TO DO: Gather each line of the records where "clarté" appears.

[START]

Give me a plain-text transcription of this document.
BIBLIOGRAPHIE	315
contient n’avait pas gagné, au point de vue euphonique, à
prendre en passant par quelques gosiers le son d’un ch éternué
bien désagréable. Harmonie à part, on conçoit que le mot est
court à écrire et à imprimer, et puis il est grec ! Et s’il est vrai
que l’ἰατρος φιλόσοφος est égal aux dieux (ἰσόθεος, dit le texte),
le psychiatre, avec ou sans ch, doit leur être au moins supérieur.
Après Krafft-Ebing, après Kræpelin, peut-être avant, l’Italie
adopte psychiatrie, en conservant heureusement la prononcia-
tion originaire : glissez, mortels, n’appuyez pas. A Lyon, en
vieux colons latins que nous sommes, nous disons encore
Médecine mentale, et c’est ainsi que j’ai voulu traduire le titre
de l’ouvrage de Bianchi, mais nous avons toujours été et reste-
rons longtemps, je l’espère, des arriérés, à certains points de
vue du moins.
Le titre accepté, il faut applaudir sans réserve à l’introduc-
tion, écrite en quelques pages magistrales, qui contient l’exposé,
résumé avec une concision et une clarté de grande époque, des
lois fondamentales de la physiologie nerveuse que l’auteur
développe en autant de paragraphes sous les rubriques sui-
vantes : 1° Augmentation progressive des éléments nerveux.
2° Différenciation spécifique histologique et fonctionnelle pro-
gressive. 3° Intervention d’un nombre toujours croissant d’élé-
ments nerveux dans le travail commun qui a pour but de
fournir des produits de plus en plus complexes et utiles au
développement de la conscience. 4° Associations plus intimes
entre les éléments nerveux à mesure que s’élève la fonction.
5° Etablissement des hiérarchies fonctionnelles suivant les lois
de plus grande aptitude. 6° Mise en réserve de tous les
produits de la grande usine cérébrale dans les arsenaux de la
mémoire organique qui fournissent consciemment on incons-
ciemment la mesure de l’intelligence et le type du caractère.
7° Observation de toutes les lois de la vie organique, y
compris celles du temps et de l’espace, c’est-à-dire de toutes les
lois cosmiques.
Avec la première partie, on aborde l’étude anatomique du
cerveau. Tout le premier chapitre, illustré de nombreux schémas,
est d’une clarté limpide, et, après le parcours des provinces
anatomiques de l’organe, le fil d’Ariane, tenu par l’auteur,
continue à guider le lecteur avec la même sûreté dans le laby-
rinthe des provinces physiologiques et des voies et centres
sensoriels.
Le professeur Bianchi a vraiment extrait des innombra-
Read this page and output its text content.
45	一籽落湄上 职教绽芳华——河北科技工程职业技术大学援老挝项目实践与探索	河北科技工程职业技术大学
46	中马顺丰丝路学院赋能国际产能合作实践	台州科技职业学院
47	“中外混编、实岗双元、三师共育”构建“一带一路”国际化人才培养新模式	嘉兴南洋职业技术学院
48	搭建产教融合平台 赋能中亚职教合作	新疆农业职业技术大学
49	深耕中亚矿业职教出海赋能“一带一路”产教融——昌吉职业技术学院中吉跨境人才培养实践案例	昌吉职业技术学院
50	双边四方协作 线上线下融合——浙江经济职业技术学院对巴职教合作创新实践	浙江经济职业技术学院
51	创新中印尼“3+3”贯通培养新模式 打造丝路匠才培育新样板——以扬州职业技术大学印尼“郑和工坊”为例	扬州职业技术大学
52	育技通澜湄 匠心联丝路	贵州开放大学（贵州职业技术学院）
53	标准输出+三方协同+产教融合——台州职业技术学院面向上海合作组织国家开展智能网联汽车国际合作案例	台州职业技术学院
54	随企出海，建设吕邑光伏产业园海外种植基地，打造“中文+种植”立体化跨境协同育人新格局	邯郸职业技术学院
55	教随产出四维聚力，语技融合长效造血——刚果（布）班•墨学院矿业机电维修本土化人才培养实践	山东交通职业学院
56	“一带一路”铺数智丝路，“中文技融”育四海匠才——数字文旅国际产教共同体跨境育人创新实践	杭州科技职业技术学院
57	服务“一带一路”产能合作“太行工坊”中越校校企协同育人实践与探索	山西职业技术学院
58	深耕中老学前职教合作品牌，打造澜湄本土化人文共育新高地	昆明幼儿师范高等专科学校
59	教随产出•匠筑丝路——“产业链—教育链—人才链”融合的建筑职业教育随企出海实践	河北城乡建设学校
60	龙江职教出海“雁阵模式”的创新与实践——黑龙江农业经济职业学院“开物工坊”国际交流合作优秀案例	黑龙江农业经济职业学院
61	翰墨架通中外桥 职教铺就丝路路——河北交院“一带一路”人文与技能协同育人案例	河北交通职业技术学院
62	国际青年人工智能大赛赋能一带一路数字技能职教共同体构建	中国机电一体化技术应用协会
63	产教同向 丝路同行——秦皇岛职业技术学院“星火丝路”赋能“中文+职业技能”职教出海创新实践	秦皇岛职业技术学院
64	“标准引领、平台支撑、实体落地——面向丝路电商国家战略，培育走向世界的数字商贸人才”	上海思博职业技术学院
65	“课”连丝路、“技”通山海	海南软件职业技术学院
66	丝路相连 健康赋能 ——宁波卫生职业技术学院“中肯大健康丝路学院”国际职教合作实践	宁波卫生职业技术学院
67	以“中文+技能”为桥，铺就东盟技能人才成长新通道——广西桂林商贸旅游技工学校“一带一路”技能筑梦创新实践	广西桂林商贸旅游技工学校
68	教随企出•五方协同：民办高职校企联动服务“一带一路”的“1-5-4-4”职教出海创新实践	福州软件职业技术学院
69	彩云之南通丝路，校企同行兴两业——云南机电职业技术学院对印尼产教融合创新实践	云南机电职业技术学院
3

[END]

CORRECT RESPONSE:
résumé avec une concision et une clarté de grande époque, des
est d’une clarté limpide, et, après le parcours des provinces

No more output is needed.